* **Extracted entries**:
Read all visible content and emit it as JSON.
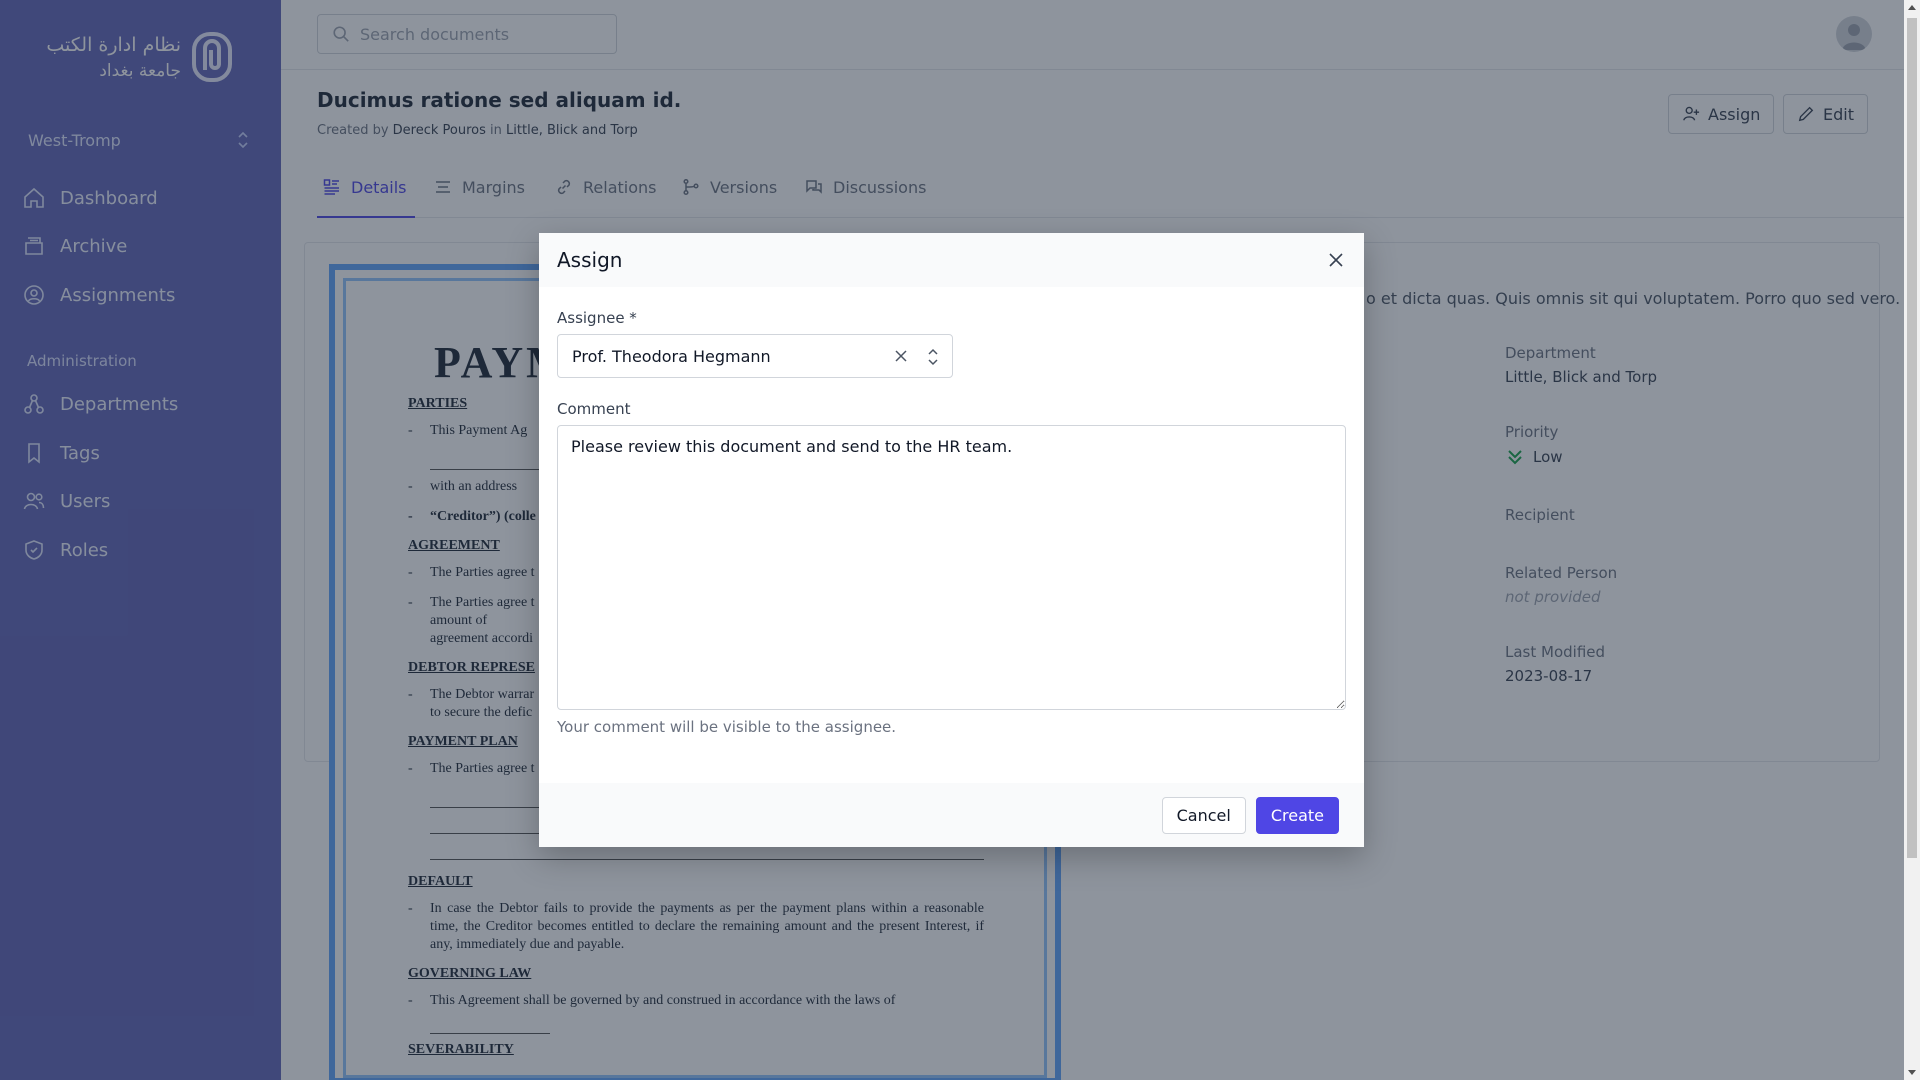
{
  "app": {
    "logo_text_line1": "نظام ادارة الكتب",
    "logo_text_line2": "جامعة بغداد",
    "team": "West-Tromp"
  },
  "sidebar": {
    "items": [
      {
        "label": "Dashboard",
        "icon": "home-icon"
      },
      {
        "label": "Archive",
        "icon": "archive-icon"
      },
      {
        "label": "Assignments",
        "icon": "user-circle-icon"
      }
    ],
    "section_label": "Administration",
    "admin_items": [
      {
        "label": "Departments",
        "icon": "departments-icon"
      },
      {
        "label": "Tags",
        "icon": "tag-icon"
      },
      {
        "label": "Users",
        "icon": "users-icon"
      },
      {
        "label": "Roles",
        "icon": "shield-icon"
      }
    ]
  },
  "header": {
    "search_placeholder": "Search documents"
  },
  "document": {
    "title": "Ducimus ratione sed aliquam id.",
    "meta_created_by": "Created by",
    "meta_author": "Dereck Pouros",
    "meta_in": "in",
    "meta_department": "Little, Blick and Torp",
    "assign_label": "Assign",
    "edit_label": "Edit",
    "tabs": [
      {
        "label": "Details",
        "active": true
      },
      {
        "label": "Margins",
        "active": false
      },
      {
        "label": "Relations",
        "active": false
      },
      {
        "label": "Versions",
        "active": false
      },
      {
        "label": "Discussions",
        "active": false
      }
    ],
    "description_fragment": "o et dicta quas. Quis omnis sit qui voluptatem. Porro quo sed vero.",
    "fields": {
      "department_label": "Department",
      "department_value": "Little, Blick and Torp",
      "priority_label": "Priority",
      "priority_value": "Low",
      "recipient_label": "Recipient",
      "related_label": "Related Person",
      "related_value": "not provided",
      "modified_label": "Last Modified",
      "modified_value": "2023-08-17"
    }
  },
  "preview": {
    "title": "PAYM",
    "h_parties": "PARTIES",
    "parties_l1": "This Payment Ag",
    "parties_l2": "with an address",
    "parties_l3": "“Creditor”) (colle",
    "h_agreement": "AGREEMENT",
    "agreement_l1": "The Parties agree t",
    "agreement_l2": "The Parties agree t",
    "agreement_l2b": "amount of",
    "agreement_l2c": "agreement accordi",
    "h_debtor": "DEBTOR REPRESE",
    "debtor_l1": "The Debtor warrar",
    "debtor_l1b": "to secure the defic",
    "h_plan": "PAYMENT PLAN",
    "plan_l1": "The Parties agree t",
    "h_default": "DEFAULT",
    "default_l1": "In case the Debtor fails to provide the payments as per the payment plans within a reasonable time, the Creditor becomes entitled to declare the remaining amount and the present Interest, if any, immediately due and payable.",
    "h_law": "GOVERNING LAW",
    "law_l1": "This Agreement shall be governed by and construed in accordance with the laws of",
    "h_sev": "SEVERABILITY"
  },
  "modal": {
    "title": "Assign",
    "assignee_label": "Assignee *",
    "assignee_value": "Prof. Theodora Hegmann",
    "comment_label": "Comment",
    "comment_value": "Please review this document and send to the HR team.",
    "hint": "Your comment will be visible to the assignee.",
    "cancel_label": "Cancel",
    "create_label": "Create"
  }
}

* **What to produce**: Repeat the records word for word. Any picture in them should be left out.

* **Solution to this exercise**:
Read all visible content and emit it as JSON.
{
  "app": {
    "logo_text_line1": "نظام ادارة الكتب",
    "logo_text_line2": "جامعة بغداد",
    "team": "West-Tromp"
  },
  "sidebar": {
    "items": [
      {
        "label": "Dashboard",
        "icon": "home-icon"
      },
      {
        "label": "Archive",
        "icon": "archive-icon"
      },
      {
        "label": "Assignments",
        "icon": "user-circle-icon"
      }
    ],
    "section_label": "Administration",
    "admin_items": [
      {
        "label": "Departments",
        "icon": "departments-icon"
      },
      {
        "label": "Tags",
        "icon": "tag-icon"
      },
      {
        "label": "Users",
        "icon": "users-icon"
      },
      {
        "label": "Roles",
        "icon": "shield-icon"
      }
    ]
  },
  "header": {
    "search_placeholder": "Search documents"
  },
  "document": {
    "title": "Ducimus ratione sed aliquam id.",
    "meta_created_by": "Created by",
    "meta_author": "Dereck Pouros",
    "meta_in": "in",
    "meta_department": "Little, Blick and Torp",
    "assign_label": "Assign",
    "edit_label": "Edit",
    "tabs": [
      {
        "label": "Details",
        "active": true
      },
      {
        "label": "Margins",
        "active": false
      },
      {
        "label": "Relations",
        "active": false
      },
      {
        "label": "Versions",
        "active": false
      },
      {
        "label": "Discussions",
        "active": false
      }
    ],
    "description_fragment": "o et dicta quas. Quis omnis sit qui voluptatem. Porro quo sed vero.",
    "fields": {
      "department_label": "Department",
      "department_value": "Little, Blick and Torp",
      "priority_label": "Priority",
      "priority_value": "Low",
      "recipient_label": "Recipient",
      "related_label": "Related Person",
      "related_value": "not provided",
      "modified_label": "Last Modified",
      "modified_value": "2023-08-17"
    }
  },
  "preview": {
    "title": "PAYM",
    "h_parties": "PARTIES",
    "parties_l1": "This Payment Ag",
    "parties_l2": "with an address",
    "parties_l3": "“Creditor”) (colle",
    "h_agreement": "AGREEMENT",
    "agreement_l1": "The Parties agree t",
    "agreement_l2": "The Parties agree t",
    "agreement_l2b": "amount of",
    "agreement_l2c": "agreement accordi",
    "h_debtor": "DEBTOR REPRESE",
    "debtor_l1": "The Debtor warrar",
    "debtor_l1b": "to secure the defic",
    "h_plan": "PAYMENT PLAN",
    "plan_l1": "The Parties agree t",
    "h_default": "DEFAULT",
    "default_l1": "In case the Debtor fails to provide the payments as per the payment plans within a reasonable time, the Creditor becomes entitled to declare the remaining amount and the present Interest, if any, immediately due and payable.",
    "h_law": "GOVERNING LAW",
    "law_l1": "This Agreement shall be governed by and construed in accordance with the laws of",
    "h_sev": "SEVERABILITY"
  },
  "modal": {
    "title": "Assign",
    "assignee_label": "Assignee *",
    "assignee_value": "Prof. Theodora Hegmann",
    "comment_label": "Comment",
    "comment_value": "Please review this document and send to the HR team.",
    "hint": "Your comment will be visible to the assignee.",
    "cancel_label": "Cancel",
    "create_label": "Create"
  }
}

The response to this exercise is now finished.